◆ Exercise description ◆
Return each entry exactly, omitting nothing.

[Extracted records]
---*---

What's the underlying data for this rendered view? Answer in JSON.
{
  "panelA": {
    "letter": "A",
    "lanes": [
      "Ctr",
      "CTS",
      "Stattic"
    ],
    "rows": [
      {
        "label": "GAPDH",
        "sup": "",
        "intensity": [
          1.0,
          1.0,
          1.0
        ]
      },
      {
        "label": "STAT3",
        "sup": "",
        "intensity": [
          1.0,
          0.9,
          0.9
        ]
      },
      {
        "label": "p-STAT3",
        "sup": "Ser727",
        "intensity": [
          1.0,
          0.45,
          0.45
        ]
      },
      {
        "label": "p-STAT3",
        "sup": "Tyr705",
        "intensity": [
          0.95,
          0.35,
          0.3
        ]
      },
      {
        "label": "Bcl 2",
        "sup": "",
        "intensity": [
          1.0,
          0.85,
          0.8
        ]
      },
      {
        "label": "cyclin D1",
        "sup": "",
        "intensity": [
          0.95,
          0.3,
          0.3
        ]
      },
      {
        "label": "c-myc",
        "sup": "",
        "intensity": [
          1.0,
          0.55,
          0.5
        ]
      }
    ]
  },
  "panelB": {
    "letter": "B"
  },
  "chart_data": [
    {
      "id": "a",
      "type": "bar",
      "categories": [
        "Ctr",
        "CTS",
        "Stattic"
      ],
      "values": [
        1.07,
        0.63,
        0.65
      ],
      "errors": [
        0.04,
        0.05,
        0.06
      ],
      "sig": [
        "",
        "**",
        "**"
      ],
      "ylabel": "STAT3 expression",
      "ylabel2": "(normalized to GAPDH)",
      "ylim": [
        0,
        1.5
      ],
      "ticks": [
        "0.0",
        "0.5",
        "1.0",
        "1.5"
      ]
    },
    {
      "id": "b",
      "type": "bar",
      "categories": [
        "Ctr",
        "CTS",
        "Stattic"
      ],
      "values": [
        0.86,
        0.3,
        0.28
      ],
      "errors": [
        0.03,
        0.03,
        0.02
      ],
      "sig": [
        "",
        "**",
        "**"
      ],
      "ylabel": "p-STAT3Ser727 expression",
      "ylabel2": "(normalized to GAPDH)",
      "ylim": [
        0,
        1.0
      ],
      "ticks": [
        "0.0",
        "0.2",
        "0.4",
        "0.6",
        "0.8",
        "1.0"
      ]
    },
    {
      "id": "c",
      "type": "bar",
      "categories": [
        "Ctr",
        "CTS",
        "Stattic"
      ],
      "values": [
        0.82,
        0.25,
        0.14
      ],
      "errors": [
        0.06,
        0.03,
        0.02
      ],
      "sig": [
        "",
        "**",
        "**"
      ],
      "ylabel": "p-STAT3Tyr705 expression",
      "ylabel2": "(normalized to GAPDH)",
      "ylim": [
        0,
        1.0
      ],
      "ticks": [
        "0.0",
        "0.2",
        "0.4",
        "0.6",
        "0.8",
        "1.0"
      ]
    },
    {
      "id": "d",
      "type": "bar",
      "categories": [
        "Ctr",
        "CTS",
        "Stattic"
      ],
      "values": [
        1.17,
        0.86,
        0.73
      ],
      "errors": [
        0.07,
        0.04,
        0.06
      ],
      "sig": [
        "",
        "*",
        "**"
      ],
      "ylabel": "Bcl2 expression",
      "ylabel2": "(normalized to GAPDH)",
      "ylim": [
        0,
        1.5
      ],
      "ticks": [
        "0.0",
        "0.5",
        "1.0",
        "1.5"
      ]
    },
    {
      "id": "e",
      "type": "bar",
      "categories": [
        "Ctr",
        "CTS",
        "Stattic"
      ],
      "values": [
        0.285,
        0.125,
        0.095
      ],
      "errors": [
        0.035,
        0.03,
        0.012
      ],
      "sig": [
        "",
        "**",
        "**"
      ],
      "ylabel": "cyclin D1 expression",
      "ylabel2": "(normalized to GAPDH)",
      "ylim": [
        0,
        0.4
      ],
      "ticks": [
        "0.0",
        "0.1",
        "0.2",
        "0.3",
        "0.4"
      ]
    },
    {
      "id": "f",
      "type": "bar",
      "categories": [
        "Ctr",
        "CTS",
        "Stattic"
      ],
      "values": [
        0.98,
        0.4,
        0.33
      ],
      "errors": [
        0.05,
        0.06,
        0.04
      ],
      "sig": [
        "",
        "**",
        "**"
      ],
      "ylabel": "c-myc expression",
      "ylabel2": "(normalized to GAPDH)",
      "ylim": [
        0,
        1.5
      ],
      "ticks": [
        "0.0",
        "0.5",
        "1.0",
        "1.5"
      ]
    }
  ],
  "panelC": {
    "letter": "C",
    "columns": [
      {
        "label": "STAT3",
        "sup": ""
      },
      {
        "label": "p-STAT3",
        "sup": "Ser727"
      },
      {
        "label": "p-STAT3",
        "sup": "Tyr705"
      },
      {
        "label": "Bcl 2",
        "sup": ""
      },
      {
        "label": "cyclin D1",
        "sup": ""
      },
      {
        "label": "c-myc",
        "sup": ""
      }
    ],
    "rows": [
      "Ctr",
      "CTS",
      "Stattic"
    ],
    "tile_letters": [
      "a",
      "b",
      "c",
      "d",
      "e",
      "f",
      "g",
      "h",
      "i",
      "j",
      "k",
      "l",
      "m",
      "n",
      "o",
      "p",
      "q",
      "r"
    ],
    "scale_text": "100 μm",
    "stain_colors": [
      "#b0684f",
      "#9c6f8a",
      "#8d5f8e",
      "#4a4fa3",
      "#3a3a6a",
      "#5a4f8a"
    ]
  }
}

---*---

◆ Complete answer ◆
What's the underlying data for this rendered view? Answer in JSON.
{
  "panelA": {
    "letter": "A",
    "lanes": [
      "Ctr",
      "CTS",
      "Stattic"
    ],
    "rows": [
      {
        "label": "GAPDH",
        "sup": "",
        "intensity": [
          1.0,
          1.0,
          1.0
        ]
      },
      {
        "label": "STAT3",
        "sup": "",
        "intensity": [
          1.0,
          0.9,
          0.9
        ]
      },
      {
        "label": "p-STAT3",
        "sup": "Ser727",
        "intensity": [
          1.0,
          0.45,
          0.45
        ]
      },
      {
        "label": "p-STAT3",
        "sup": "Tyr705",
        "intensity": [
          0.95,
          0.35,
          0.3
        ]
      },
      {
        "label": "Bcl 2",
        "sup": "",
        "intensity": [
          1.0,
          0.85,
          0.8
        ]
      },
      {
        "label": "cyclin D1",
        "sup": "",
        "intensity": [
          0.95,
          0.3,
          0.3
        ]
      },
      {
        "label": "c-myc",
        "sup": "",
        "intensity": [
          1.0,
          0.55,
          0.5
        ]
      }
    ]
  },
  "panelB": {
    "letter": "B"
  },
  "chart_data": [
    {
      "id": "a",
      "type": "bar",
      "categories": [
        "Ctr",
        "CTS",
        "Stattic"
      ],
      "values": [
        1.07,
        0.63,
        0.65
      ],
      "errors": [
        0.04,
        0.05,
        0.06
      ],
      "sig": [
        "",
        "**",
        "**"
      ],
      "ylabel": "STAT3 expression",
      "ylabel2": "(normalized to GAPDH)",
      "ylim": [
        0,
        1.5
      ],
      "ticks": [
        "0.0",
        "0.5",
        "1.0",
        "1.5"
      ]
    },
    {
      "id": "b",
      "type": "bar",
      "categories": [
        "Ctr",
        "CTS",
        "Stattic"
      ],
      "values": [
        0.86,
        0.3,
        0.28
      ],
      "errors": [
        0.03,
        0.03,
        0.02
      ],
      "sig": [
        "",
        "**",
        "**"
      ],
      "ylabel": "p-STAT3Ser727 expression",
      "ylabel2": "(normalized to GAPDH)",
      "ylim": [
        0,
        1.0
      ],
      "ticks": [
        "0.0",
        "0.2",
        "0.4",
        "0.6",
        "0.8",
        "1.0"
      ]
    },
    {
      "id": "c",
      "type": "bar",
      "categories": [
        "Ctr",
        "CTS",
        "Stattic"
      ],
      "values": [
        0.82,
        0.25,
        0.14
      ],
      "errors": [
        0.06,
        0.03,
        0.02
      ],
      "sig": [
        "",
        "**",
        "**"
      ],
      "ylabel": "p-STAT3Tyr705 expression",
      "ylabel2": "(normalized to GAPDH)",
      "ylim": [
        0,
        1.0
      ],
      "ticks": [
        "0.0",
        "0.2",
        "0.4",
        "0.6",
        "0.8",
        "1.0"
      ]
    },
    {
      "id": "d",
      "type": "bar",
      "categories": [
        "Ctr",
        "CTS",
        "Stattic"
      ],
      "values": [
        1.17,
        0.86,
        0.73
      ],
      "errors": [
        0.07,
        0.04,
        0.06
      ],
      "sig": [
        "",
        "*",
        "**"
      ],
      "ylabel": "Bcl2 expression",
      "ylabel2": "(normalized to GAPDH)",
      "ylim": [
        0,
        1.5
      ],
      "ticks": [
        "0.0",
        "0.5",
        "1.0",
        "1.5"
      ]
    },
    {
      "id": "e",
      "type": "bar",
      "categories": [
        "Ctr",
        "CTS",
        "Stattic"
      ],
      "values": [
        0.285,
        0.125,
        0.095
      ],
      "errors": [
        0.035,
        0.03,
        0.012
      ],
      "sig": [
        "",
        "**",
        "**"
      ],
      "ylabel": "cyclin D1 expression",
      "ylabel2": "(normalized to GAPDH)",
      "ylim": [
        0,
        0.4
      ],
      "ticks": [
        "0.0",
        "0.1",
        "0.2",
        "0.3",
        "0.4"
      ]
    },
    {
      "id": "f",
      "type": "bar",
      "categories": [
        "Ctr",
        "CTS",
        "Stattic"
      ],
      "values": [
        0.98,
        0.4,
        0.33
      ],
      "errors": [
        0.05,
        0.06,
        0.04
      ],
      "sig": [
        "",
        "**",
        "**"
      ],
      "ylabel": "c-myc expression",
      "ylabel2": "(normalized to GAPDH)",
      "ylim": [
        0,
        1.5
      ],
      "ticks": [
        "0.0",
        "0.5",
        "1.0",
        "1.5"
      ]
    }
  ],
  "panelC": {
    "letter": "C",
    "columns": [
      {
        "label": "STAT3",
        "sup": ""
      },
      {
        "label": "p-STAT3",
        "sup": "Ser727"
      },
      {
        "label": "p-STAT3",
        "sup": "Tyr705"
      },
      {
        "label": "Bcl 2",
        "sup": ""
      },
      {
        "label": "cyclin D1",
        "sup": ""
      },
      {
        "label": "c-myc",
        "sup": ""
      }
    ],
    "rows": [
      "Ctr",
      "CTS",
      "Stattic"
    ],
    "tile_letters": [
      "a",
      "b",
      "c",
      "d",
      "e",
      "f",
      "g",
      "h",
      "i",
      "j",
      "k",
      "l",
      "m",
      "n",
      "o",
      "p",
      "q",
      "r"
    ],
    "scale_text": "100 μm",
    "stain_colors": [
      "#b0684f",
      "#9c6f8a",
      "#8d5f8e",
      "#4a4fa3",
      "#3a3a6a",
      "#5a4f8a"
    ]
  }
}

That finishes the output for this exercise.